Record set:

◆ ◆ ◆

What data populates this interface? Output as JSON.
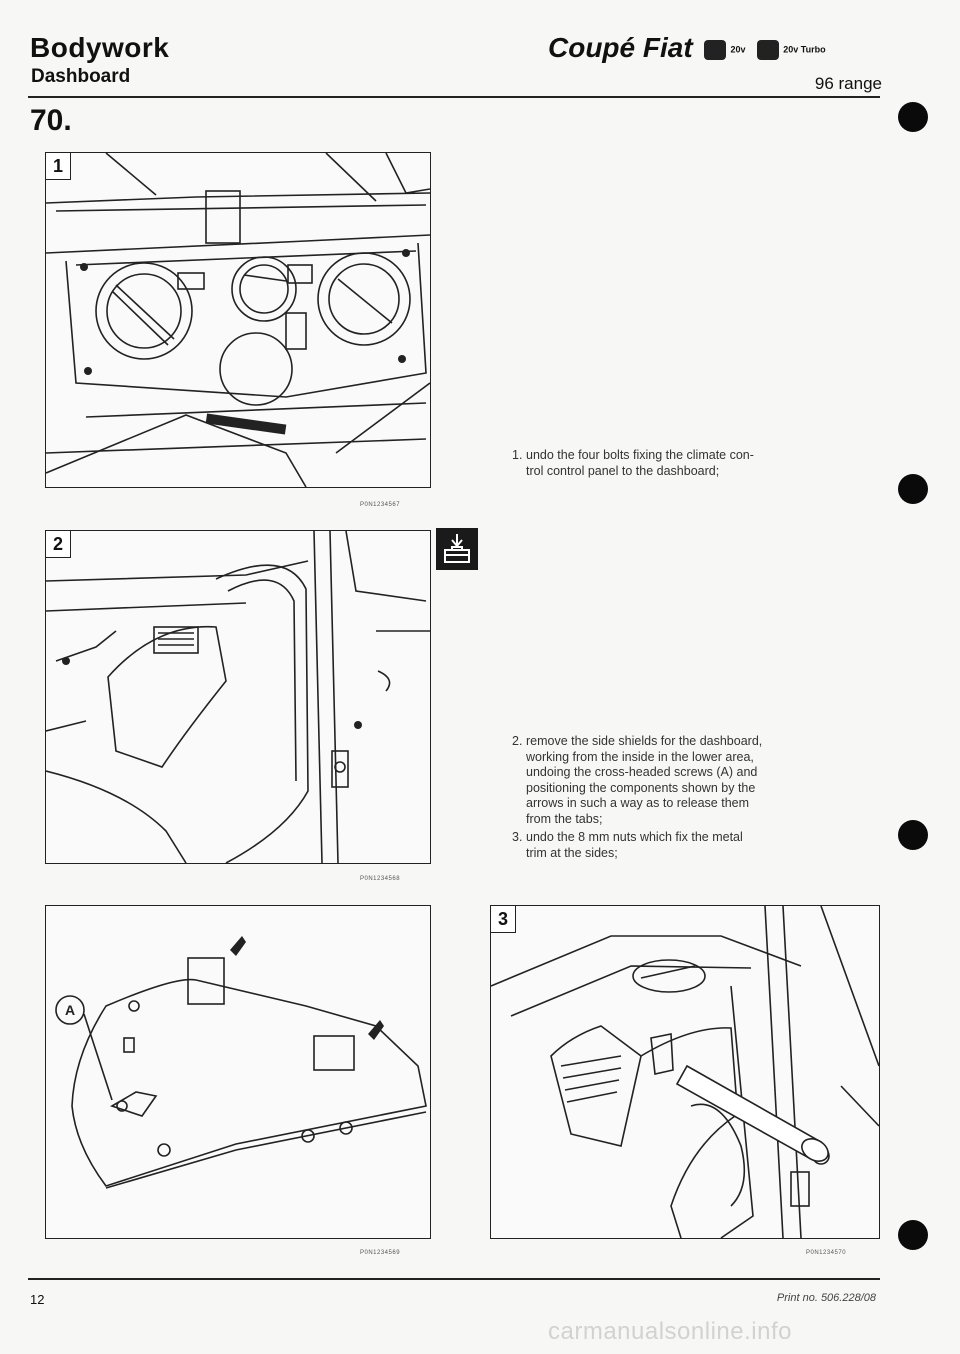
{
  "header": {
    "section_title": "Bodywork",
    "subsection_title": "Dashboard",
    "model_title": "Coupé Fiat",
    "model_variant_1": "20v",
    "model_variant_2": "20v Turbo",
    "range": "96 range",
    "operation_number": "70."
  },
  "figures": [
    {
      "number": "1",
      "code": "P0N1234567"
    },
    {
      "number": "2",
      "code": "P0N1234568"
    },
    {
      "number": "",
      "code": "P0N1234569",
      "callout": "A"
    },
    {
      "number": "3",
      "code": "P0N1234570"
    }
  ],
  "steps": [
    {
      "number": "1.",
      "lines": [
        "undo the four bolts fixing the climate con-",
        "trol control panel to the dashboard;"
      ]
    },
    {
      "number": "2.",
      "lines": [
        "remove the side shields for the dashboard,",
        "working from the inside in the lower area,",
        "undoing the cross-headed screws (A) and",
        "positioning the components shown by the",
        "arrows in such a way as to release them",
        "from the tabs;"
      ]
    },
    {
      "number": "3.",
      "lines": [
        "undo the 8 mm nuts which fix the metal",
        "trim at the sides;"
      ]
    }
  ],
  "icons": {
    "tool": "toolbox-icon",
    "margin_marker": "filled-circle-icon"
  },
  "footer": {
    "page_number": "12",
    "print_number": "Print no. 506.228/08"
  },
  "watermark": "carmanualsonline.info",
  "colors": {
    "ink": "#111111",
    "paper": "#f7f7f5"
  }
}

◆ ◆ ◆

Omit every picture while copying the listing above exactly.

Solution to this problem:
What data populates this interface? Output as JSON.
{
  "header": {
    "section_title": "Bodywork",
    "subsection_title": "Dashboard",
    "model_title": "Coupé Fiat",
    "model_variant_1": "20v",
    "model_variant_2": "20v Turbo",
    "range": "96 range",
    "operation_number": "70."
  },
  "figures": [
    {
      "number": "1",
      "code": "P0N1234567"
    },
    {
      "number": "2",
      "code": "P0N1234568"
    },
    {
      "number": "",
      "code": "P0N1234569",
      "callout": "A"
    },
    {
      "number": "3",
      "code": "P0N1234570"
    }
  ],
  "steps": [
    {
      "number": "1.",
      "lines": [
        "undo the four bolts fixing the climate con-",
        "trol control panel to the dashboard;"
      ]
    },
    {
      "number": "2.",
      "lines": [
        "remove the side shields for the dashboard,",
        "working from the inside in the lower area,",
        "undoing the cross-headed screws (A) and",
        "positioning the components shown by the",
        "arrows in such a way as to release them",
        "from the tabs;"
      ]
    },
    {
      "number": "3.",
      "lines": [
        "undo the 8 mm nuts which fix the metal",
        "trim at the sides;"
      ]
    }
  ],
  "icons": {
    "tool": "toolbox-icon",
    "margin_marker": "filled-circle-icon"
  },
  "footer": {
    "page_number": "12",
    "print_number": "Print no. 506.228/08"
  },
  "watermark": "carmanualsonline.info",
  "colors": {
    "ink": "#111111",
    "paper": "#f7f7f5"
  }
}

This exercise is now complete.